### Objective:
Determine how many lines of this material contain "JSON". Give only the number.
# Start of Material for the task
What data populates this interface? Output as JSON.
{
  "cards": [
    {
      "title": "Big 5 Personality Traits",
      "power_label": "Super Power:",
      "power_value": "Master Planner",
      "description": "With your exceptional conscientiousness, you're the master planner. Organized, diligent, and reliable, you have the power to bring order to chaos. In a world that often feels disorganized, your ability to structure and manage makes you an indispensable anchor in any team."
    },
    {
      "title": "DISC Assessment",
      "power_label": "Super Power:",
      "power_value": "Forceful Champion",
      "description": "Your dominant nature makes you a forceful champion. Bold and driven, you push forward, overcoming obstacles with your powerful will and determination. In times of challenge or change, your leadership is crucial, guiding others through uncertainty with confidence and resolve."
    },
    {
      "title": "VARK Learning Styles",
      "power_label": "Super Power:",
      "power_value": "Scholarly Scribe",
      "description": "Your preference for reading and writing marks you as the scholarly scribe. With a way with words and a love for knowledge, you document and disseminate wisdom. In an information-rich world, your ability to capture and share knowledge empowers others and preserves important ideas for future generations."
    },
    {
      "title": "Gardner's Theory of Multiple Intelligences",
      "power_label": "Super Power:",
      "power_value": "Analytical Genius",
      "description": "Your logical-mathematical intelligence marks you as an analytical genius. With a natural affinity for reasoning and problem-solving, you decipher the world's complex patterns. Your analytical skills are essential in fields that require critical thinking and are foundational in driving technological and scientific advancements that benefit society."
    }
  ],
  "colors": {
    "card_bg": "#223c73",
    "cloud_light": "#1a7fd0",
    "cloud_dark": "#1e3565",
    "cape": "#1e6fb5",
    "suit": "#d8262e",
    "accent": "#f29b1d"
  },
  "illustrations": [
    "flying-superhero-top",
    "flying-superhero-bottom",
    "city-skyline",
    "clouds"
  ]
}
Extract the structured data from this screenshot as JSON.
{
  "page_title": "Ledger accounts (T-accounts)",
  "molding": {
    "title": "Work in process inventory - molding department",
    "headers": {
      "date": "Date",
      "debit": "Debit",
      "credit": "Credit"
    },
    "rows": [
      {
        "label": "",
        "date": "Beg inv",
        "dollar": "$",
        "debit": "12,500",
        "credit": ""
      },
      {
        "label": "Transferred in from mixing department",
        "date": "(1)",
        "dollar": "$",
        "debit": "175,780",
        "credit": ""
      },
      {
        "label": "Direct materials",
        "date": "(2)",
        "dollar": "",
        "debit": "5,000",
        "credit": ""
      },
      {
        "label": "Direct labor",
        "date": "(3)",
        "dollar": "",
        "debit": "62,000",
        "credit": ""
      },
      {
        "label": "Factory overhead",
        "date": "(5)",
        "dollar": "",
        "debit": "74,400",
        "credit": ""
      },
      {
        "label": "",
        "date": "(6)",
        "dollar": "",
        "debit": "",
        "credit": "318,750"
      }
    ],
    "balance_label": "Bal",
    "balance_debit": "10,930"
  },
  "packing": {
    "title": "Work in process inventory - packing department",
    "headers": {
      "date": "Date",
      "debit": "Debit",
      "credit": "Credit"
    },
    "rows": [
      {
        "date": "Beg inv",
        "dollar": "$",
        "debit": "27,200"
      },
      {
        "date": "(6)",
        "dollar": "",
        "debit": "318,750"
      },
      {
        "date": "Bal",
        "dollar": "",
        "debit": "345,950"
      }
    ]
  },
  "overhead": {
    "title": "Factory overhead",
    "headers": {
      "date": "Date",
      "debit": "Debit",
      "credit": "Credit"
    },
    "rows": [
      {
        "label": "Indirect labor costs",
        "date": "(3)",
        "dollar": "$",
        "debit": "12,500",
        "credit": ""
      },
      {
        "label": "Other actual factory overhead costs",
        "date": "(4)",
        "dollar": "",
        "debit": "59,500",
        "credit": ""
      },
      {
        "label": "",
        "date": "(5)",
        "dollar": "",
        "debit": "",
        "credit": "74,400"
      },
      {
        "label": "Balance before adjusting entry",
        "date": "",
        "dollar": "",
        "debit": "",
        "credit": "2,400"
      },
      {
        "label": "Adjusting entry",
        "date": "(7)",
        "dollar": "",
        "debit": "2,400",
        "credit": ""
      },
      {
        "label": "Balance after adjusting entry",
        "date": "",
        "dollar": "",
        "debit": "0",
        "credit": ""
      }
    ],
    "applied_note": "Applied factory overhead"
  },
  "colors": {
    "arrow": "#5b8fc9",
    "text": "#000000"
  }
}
# End of Material for the task
### Answer to the exercise:
2